- [Available data]:
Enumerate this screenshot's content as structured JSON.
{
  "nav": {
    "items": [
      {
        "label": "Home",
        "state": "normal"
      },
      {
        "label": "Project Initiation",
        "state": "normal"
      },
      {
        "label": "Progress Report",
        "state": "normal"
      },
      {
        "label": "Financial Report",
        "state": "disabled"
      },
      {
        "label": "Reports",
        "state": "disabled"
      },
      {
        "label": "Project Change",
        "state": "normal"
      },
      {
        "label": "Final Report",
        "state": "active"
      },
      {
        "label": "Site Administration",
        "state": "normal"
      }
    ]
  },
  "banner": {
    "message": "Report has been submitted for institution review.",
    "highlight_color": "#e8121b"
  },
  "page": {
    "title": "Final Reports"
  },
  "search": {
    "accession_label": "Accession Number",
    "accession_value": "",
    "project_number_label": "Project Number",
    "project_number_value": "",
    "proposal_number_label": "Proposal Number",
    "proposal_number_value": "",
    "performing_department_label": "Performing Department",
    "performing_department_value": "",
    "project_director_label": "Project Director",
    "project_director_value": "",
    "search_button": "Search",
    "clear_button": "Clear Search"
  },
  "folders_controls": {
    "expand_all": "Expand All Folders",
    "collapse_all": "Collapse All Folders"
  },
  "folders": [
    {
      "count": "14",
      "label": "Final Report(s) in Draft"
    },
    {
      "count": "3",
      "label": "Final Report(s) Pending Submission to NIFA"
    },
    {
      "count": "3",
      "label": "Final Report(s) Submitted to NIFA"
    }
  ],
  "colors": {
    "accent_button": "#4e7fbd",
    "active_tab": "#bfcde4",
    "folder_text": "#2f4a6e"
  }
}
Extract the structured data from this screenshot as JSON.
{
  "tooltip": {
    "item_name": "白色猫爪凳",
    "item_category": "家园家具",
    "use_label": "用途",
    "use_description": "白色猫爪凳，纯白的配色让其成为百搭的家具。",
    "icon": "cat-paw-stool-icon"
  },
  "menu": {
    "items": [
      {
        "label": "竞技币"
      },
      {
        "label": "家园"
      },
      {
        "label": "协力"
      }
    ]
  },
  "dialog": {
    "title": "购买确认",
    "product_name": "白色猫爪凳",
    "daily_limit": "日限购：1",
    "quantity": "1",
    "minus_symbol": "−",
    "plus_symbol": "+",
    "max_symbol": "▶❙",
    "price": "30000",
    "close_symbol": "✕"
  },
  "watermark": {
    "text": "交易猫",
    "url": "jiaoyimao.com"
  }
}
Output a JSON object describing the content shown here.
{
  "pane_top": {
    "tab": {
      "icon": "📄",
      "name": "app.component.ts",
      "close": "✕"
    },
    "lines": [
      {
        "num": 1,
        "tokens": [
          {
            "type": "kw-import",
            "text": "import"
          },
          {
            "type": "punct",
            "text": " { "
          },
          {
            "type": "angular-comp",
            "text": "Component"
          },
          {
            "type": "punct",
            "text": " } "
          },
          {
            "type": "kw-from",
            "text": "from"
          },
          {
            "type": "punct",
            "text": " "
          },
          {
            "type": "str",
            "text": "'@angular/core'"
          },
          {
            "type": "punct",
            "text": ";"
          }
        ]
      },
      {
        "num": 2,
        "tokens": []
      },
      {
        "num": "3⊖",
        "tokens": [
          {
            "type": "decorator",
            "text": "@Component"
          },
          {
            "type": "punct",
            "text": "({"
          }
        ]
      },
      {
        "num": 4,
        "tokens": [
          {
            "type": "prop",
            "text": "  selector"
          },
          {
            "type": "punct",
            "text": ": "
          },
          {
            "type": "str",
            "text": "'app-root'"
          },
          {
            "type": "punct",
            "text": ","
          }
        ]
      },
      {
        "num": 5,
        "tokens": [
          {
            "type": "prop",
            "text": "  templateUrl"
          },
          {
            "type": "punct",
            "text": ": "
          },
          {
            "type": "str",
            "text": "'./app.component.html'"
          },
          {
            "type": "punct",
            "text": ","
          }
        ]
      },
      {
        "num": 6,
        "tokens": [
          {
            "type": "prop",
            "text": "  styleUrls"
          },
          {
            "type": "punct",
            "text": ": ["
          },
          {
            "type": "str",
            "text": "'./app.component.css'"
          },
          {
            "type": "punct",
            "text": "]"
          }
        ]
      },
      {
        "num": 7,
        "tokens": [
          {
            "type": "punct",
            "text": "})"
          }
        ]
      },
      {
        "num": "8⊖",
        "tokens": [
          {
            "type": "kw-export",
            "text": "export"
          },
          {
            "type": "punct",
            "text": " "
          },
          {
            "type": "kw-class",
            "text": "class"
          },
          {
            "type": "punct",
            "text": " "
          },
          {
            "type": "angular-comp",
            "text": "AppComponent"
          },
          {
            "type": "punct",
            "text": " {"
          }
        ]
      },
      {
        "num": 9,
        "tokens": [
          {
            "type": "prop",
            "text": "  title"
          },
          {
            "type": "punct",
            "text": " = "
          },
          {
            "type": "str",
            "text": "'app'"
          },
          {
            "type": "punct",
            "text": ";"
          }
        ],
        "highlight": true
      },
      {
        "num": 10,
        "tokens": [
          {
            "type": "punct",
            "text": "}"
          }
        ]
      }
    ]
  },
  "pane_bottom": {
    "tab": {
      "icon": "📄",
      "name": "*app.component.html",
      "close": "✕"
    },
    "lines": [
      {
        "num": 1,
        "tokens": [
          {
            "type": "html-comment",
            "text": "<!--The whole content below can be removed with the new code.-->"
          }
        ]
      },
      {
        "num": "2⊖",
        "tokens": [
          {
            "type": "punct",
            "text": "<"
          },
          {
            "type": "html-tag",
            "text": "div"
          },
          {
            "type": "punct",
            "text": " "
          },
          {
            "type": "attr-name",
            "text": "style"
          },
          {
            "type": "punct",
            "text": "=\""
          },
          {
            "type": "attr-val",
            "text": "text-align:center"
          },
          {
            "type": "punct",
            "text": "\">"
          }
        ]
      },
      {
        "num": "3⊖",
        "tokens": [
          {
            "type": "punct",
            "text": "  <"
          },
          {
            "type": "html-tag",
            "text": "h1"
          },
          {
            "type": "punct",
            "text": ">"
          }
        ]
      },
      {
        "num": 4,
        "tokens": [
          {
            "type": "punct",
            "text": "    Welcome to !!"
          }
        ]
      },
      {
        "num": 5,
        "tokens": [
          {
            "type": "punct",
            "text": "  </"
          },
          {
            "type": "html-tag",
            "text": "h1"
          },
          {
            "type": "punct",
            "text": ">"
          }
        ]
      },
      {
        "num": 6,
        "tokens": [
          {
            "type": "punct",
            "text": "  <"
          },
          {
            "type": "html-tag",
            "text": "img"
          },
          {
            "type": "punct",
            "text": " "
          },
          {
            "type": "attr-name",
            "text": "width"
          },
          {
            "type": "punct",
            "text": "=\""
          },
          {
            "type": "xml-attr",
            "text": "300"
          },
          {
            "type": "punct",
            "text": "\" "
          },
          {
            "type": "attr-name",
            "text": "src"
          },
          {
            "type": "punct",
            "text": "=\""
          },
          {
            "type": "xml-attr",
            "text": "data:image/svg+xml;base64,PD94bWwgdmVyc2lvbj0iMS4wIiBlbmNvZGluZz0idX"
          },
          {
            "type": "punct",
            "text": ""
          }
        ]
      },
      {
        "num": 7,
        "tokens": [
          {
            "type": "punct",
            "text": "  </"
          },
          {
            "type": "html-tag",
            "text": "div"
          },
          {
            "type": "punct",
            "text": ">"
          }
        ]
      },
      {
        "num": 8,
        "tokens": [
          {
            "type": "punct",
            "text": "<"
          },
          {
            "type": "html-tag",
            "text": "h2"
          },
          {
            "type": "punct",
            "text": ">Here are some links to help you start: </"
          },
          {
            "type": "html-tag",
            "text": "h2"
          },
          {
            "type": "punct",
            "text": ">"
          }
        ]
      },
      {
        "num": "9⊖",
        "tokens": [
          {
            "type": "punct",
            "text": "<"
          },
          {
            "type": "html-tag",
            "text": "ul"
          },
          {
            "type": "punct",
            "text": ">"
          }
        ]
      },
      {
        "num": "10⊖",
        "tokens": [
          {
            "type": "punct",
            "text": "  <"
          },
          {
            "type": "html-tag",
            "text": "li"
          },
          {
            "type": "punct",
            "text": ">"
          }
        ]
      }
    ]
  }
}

- [What is asked]: Which lines above contain the word "白色猫爪凳"? Copy each of them.

- [Result]:
    "item_name": "白色猫爪凳",
    "use_description": "白色猫爪凳，纯白的配色让其成为百搭的家具。",
    "product_name": "白色猫爪凳",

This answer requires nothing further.